**Written request**
Return all lines below containing the word "this".

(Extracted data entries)

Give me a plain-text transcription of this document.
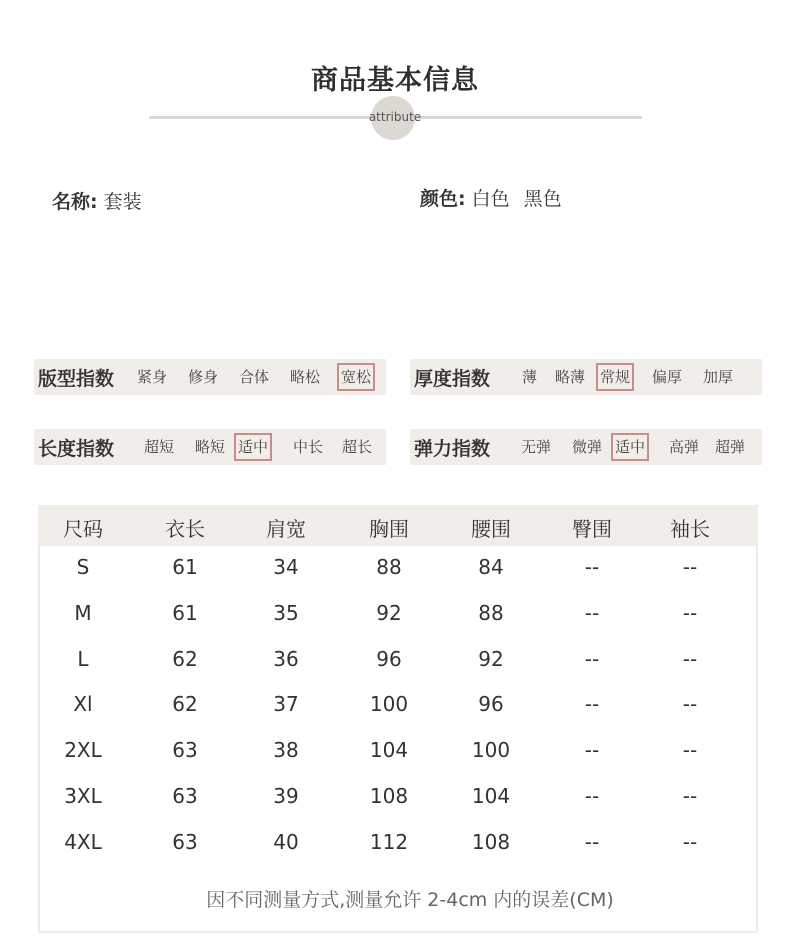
商品基本信息
attribute
名称: 套装	颜色: 白色 黑色
版型指数 紧身 修身 合体 略松 宽松 厚度指数 薄 略薄 常规 偏厚 加厚
长度指数 超短 略短 适中 中长 超长 弹力指数 无弹 微弹 适中 高弹 超弹
尺码	衣长	肩宽	胸围	腰围	臀围	袖长
S	61	34	88	84	--	--
M	61	35	92	88	--	--
L	62	36	96	92	--	--
Xl	62	37	100	96	--	--
2XL	63	38	104	100	--	--
3XL	63	39	108	104	--	--
4XL	63	40	112	108	--	--
因不同测量方式,测量允许 2-4cm 内的误差(CM)
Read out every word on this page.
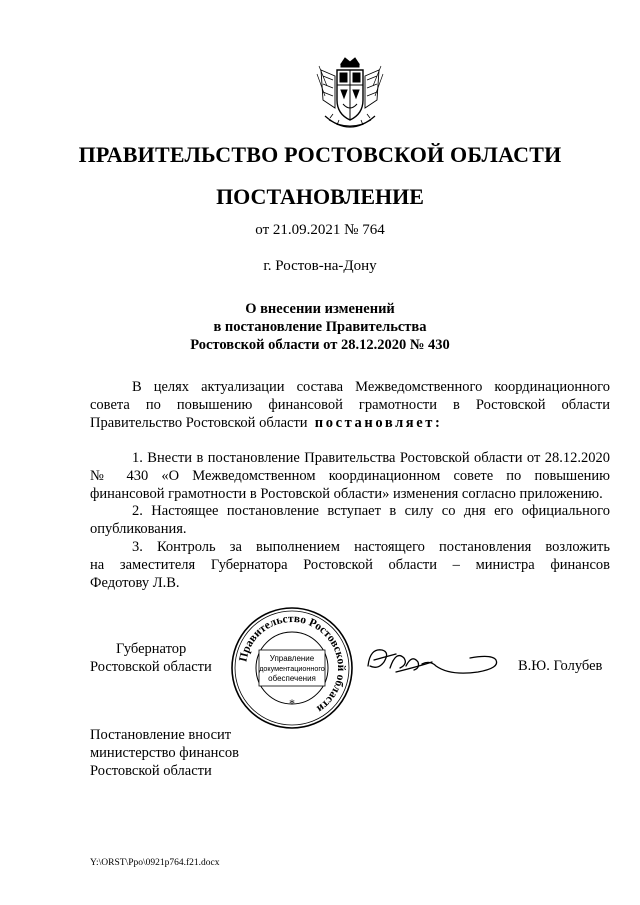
ПРАВИТЕЛЬСТВО РОСТОВСКОЙ ОБЛАСТИ
ПОСТАНОВЛЕНИЕ
от 21.09.2021 № 764
г. Ростов-на-Дону
О внесении изменений
в постановление Правительства
Ростовской области от 28.12.2020 № 430
В целях актуализации состава Межведомственного координационного
совета по повышению финансовой грамотности в Ростовской области
Правительство Ростовской области постановляет:
1. Внести в постановление Правительства Ростовской области от 28.12.2020
№ 430 «О Межведомственном координационном совете по повышению
финансовой грамотности в Ростовской области» изменения согласно приложению.
2. Настоящее постановление вступает в силу со дня его официального
опубликования.
3. Контроль за выполнением настоящего постановления возложить
на заместителя Губернатора Ростовской области – министра финансов
Федотову Л.В.
Губернатор
Ростовской области
Правительство Ростовской области
Управление
документационного
обеспечения
*
В.Ю. Голубев
Постановление вносит
министерство финансов
Ростовской области
Y:\ORST\Ppo\0921p764.f21.docx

**Solution**
Give me a plain-text transcription of this document.
Read out every word on this page.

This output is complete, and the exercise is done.